====== Data to use
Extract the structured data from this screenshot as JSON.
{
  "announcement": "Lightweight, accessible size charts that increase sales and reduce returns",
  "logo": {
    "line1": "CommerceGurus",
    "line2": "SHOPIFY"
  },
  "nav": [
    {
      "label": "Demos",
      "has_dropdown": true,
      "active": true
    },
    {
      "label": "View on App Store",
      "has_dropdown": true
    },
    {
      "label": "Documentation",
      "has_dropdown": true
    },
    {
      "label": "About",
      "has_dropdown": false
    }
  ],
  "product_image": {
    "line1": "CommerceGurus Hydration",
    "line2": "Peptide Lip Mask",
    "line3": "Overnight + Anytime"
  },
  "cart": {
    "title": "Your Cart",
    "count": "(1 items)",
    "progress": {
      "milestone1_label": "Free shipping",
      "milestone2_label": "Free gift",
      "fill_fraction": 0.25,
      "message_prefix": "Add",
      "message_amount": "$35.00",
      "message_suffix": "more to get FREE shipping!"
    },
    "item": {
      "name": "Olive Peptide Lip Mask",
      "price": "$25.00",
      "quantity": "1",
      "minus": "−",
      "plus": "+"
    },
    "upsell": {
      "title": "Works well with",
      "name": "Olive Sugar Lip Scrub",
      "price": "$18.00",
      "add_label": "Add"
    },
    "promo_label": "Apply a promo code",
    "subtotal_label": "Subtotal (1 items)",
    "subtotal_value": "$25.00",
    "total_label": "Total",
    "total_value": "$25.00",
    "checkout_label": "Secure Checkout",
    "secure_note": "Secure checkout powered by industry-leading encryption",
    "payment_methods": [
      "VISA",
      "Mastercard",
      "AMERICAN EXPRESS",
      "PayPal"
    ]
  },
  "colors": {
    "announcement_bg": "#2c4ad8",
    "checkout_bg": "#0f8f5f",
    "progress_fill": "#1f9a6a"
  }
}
============
> [Task requirements] Print every record above exactly as it was given.

> [Answer to this exercise]
Extract the structured data from this screenshot as JSON.
{
  "announcement": "Lightweight, accessible size charts that increase sales and reduce returns",
  "logo": {
    "line1": "CommerceGurus",
    "line2": "SHOPIFY"
  },
  "nav": [
    {
      "label": "Demos",
      "has_dropdown": true,
      "active": true
    },
    {
      "label": "View on App Store",
      "has_dropdown": true
    },
    {
      "label": "Documentation",
      "has_dropdown": true
    },
    {
      "label": "About",
      "has_dropdown": false
    }
  ],
  "product_image": {
    "line1": "CommerceGurus Hydration",
    "line2": "Peptide Lip Mask",
    "line3": "Overnight + Anytime"
  },
  "cart": {
    "title": "Your Cart",
    "count": "(1 items)",
    "progress": {
      "milestone1_label": "Free shipping",
      "milestone2_label": "Free gift",
      "fill_fraction": 0.25,
      "message_prefix": "Add",
      "message_amount": "$35.00",
      "message_suffix": "more to get FREE shipping!"
    },
    "item": {
      "name": "Olive Peptide Lip Mask",
      "price": "$25.00",
      "quantity": "1",
      "minus": "−",
      "plus": "+"
    },
    "upsell": {
      "title": "Works well with",
      "name": "Olive Sugar Lip Scrub",
      "price": "$18.00",
      "add_label": "Add"
    },
    "promo_label": "Apply a promo code",
    "subtotal_label": "Subtotal (1 items)",
    "subtotal_value": "$25.00",
    "total_label": "Total",
    "total_value": "$25.00",
    "checkout_label": "Secure Checkout",
    "secure_note": "Secure checkout powered by industry-leading encryption",
    "payment_methods": [
      "VISA",
      "Mastercard",
      "AMERICAN EXPRESS",
      "PayPal"
    ]
  },
  "colors": {
    "announcement_bg": "#2c4ad8",
    "checkout_bg": "#0f8f5f",
    "progress_fill": "#1f9a6a"
  }
}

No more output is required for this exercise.